To be done — Work through the data below and give the number of lines holding "with", nothing more.

Records for processing —
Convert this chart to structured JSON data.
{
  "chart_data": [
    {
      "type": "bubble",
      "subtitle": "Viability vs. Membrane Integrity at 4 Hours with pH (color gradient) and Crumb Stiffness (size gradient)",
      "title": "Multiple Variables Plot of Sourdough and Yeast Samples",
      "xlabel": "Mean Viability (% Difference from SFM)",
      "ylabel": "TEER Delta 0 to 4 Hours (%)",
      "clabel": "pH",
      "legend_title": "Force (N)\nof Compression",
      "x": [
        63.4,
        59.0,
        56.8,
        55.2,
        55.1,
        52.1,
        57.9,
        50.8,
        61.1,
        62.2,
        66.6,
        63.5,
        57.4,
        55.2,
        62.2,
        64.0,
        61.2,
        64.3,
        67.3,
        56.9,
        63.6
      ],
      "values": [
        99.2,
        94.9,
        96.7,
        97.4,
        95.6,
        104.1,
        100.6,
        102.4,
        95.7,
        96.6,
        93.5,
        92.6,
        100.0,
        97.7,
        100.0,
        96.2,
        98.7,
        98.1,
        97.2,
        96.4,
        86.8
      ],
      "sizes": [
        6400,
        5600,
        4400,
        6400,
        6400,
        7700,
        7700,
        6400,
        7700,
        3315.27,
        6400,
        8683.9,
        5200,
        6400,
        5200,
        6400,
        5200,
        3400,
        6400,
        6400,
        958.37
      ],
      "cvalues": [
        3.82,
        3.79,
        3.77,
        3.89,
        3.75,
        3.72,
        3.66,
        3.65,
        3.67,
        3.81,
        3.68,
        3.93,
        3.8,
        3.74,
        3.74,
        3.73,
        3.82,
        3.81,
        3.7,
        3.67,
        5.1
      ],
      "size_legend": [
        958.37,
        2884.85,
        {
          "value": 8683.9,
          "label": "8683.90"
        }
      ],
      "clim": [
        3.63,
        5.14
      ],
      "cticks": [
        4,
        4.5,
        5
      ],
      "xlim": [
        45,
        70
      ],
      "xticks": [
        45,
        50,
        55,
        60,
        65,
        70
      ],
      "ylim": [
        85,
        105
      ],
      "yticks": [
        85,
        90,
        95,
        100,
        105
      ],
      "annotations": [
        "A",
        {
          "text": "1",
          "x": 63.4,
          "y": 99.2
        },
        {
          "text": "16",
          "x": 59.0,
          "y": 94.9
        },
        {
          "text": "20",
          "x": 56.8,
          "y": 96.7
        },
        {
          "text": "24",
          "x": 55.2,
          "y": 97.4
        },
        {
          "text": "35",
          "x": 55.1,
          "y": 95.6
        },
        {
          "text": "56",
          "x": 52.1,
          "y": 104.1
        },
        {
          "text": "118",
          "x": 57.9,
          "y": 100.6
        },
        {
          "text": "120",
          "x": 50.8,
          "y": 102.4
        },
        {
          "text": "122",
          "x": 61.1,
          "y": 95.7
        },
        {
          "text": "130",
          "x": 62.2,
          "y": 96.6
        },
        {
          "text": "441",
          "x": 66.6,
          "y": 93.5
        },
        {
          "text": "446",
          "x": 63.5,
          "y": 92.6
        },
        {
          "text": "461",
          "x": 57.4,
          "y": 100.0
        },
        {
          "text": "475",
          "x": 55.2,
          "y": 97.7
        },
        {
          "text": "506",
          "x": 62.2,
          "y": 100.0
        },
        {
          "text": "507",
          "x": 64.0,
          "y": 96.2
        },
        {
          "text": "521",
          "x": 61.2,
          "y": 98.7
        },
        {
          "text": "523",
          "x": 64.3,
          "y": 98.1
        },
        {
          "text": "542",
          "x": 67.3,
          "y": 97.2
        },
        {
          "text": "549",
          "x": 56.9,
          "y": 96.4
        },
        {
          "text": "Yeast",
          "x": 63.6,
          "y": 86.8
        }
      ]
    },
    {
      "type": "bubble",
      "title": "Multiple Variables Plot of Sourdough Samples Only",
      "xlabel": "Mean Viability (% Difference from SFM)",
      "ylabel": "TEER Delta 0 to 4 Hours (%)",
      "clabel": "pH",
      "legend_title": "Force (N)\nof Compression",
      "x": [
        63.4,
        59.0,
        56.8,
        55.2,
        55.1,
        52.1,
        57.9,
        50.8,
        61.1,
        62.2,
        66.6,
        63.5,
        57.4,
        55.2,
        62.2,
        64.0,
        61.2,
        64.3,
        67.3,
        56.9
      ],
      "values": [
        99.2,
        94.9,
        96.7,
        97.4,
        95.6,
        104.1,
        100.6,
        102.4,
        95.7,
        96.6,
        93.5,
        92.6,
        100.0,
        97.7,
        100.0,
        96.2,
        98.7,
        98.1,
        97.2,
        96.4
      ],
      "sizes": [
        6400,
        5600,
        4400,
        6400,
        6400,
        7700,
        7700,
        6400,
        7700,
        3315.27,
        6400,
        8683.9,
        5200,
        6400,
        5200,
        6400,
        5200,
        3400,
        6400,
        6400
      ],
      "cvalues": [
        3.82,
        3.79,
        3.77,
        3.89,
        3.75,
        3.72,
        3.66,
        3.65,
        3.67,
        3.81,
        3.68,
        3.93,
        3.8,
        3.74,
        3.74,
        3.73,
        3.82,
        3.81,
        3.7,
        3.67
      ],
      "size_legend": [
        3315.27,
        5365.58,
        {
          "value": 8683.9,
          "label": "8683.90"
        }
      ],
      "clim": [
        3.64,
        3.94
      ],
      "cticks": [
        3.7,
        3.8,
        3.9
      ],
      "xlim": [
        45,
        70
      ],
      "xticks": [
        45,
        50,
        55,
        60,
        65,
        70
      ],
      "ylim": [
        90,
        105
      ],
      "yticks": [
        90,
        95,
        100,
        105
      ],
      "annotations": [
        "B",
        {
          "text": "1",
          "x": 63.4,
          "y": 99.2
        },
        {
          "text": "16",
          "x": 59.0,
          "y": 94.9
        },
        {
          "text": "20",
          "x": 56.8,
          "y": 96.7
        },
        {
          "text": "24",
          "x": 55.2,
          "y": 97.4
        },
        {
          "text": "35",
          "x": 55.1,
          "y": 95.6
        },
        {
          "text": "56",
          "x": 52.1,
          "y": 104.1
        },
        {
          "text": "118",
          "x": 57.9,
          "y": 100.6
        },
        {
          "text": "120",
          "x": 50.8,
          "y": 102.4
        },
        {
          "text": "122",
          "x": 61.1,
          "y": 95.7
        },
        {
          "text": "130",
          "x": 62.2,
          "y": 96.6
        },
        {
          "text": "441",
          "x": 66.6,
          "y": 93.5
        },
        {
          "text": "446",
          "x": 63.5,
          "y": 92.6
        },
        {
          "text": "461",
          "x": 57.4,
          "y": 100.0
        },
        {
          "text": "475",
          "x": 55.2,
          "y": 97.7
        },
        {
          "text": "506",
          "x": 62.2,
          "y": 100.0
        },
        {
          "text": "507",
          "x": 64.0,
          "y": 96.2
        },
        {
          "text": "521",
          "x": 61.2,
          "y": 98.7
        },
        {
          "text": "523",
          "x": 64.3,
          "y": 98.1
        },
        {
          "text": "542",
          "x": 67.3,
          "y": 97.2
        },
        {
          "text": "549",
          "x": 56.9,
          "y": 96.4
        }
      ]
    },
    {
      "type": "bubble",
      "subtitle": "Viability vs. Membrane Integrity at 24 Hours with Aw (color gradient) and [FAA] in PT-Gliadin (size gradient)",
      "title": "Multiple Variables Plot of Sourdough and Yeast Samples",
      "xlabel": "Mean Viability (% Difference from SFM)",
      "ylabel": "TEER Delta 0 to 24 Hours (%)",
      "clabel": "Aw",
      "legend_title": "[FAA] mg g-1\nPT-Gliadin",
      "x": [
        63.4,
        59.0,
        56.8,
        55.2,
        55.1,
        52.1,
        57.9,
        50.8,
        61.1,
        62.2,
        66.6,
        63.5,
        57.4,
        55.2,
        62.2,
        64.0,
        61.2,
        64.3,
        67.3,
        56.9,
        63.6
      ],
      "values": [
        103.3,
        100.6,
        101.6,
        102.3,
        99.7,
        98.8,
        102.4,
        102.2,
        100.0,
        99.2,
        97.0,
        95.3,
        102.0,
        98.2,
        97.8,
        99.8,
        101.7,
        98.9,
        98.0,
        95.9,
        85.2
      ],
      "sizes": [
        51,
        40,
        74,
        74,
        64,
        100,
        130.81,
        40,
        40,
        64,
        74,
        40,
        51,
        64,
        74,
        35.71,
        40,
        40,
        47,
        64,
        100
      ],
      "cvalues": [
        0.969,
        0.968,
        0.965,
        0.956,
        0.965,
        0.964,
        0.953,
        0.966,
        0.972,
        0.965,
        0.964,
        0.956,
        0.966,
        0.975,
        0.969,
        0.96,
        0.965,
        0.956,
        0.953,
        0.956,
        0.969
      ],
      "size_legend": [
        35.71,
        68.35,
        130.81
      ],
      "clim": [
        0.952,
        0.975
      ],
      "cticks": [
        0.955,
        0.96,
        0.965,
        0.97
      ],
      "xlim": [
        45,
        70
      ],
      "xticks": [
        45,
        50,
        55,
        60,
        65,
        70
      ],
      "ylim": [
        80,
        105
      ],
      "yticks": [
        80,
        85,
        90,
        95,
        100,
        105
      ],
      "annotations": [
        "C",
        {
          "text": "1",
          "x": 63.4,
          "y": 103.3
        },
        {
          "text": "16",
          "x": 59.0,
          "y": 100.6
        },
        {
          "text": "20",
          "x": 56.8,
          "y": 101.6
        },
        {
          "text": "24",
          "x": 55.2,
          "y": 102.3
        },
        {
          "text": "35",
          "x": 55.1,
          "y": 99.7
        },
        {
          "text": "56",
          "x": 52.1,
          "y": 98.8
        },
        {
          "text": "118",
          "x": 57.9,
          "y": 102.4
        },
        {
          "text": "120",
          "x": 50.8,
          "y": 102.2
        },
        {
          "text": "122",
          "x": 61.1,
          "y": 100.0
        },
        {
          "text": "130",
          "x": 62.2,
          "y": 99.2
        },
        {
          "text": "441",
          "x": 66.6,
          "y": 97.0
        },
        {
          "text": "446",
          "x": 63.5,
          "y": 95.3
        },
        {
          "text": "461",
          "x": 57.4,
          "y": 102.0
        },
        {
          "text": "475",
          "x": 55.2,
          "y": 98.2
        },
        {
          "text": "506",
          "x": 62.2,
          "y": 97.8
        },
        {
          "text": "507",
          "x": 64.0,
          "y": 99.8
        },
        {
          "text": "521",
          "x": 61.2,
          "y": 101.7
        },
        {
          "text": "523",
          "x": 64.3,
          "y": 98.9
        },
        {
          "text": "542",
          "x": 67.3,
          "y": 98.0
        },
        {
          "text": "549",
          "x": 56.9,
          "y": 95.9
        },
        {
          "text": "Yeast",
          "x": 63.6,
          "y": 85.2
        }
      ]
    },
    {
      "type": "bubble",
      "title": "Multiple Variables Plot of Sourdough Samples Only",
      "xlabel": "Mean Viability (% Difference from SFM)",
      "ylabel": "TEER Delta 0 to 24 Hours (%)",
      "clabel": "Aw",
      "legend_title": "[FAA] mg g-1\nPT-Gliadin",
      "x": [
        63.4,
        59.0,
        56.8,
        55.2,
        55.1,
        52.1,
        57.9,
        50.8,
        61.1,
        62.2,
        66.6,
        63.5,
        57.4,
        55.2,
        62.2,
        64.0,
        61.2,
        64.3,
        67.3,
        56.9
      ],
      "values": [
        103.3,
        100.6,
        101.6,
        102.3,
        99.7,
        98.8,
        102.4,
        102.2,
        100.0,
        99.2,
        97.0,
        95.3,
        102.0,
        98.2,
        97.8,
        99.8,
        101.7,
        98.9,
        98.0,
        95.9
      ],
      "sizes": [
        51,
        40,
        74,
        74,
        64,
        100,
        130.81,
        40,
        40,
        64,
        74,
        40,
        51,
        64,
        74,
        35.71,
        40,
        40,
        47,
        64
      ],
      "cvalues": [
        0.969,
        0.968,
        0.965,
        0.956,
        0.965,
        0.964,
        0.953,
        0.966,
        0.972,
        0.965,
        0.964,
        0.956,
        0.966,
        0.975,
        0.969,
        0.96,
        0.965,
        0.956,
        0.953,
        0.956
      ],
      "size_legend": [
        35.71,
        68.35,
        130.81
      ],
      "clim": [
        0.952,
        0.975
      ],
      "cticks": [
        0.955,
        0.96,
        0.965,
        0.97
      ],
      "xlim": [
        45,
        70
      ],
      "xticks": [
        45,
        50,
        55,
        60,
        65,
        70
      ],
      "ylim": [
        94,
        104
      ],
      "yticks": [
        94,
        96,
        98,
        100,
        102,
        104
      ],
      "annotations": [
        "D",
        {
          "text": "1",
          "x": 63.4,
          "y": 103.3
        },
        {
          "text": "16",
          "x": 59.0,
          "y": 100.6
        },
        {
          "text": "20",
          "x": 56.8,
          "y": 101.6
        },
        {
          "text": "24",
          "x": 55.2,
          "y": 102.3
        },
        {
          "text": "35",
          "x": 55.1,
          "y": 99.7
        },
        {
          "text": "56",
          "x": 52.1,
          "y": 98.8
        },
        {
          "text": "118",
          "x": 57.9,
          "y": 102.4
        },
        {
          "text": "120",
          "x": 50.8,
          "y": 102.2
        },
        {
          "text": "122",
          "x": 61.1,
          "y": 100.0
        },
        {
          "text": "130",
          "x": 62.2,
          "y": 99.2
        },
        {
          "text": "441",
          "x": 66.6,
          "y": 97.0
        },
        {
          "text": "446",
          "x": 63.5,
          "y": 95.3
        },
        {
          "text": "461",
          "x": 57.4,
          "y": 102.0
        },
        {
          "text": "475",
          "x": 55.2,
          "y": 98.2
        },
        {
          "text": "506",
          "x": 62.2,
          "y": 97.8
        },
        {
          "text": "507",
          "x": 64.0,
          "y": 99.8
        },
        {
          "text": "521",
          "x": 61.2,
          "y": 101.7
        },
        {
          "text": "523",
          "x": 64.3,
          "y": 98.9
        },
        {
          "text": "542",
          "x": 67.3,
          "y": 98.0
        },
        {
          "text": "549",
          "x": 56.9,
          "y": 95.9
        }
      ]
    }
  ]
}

Solved exercise — 2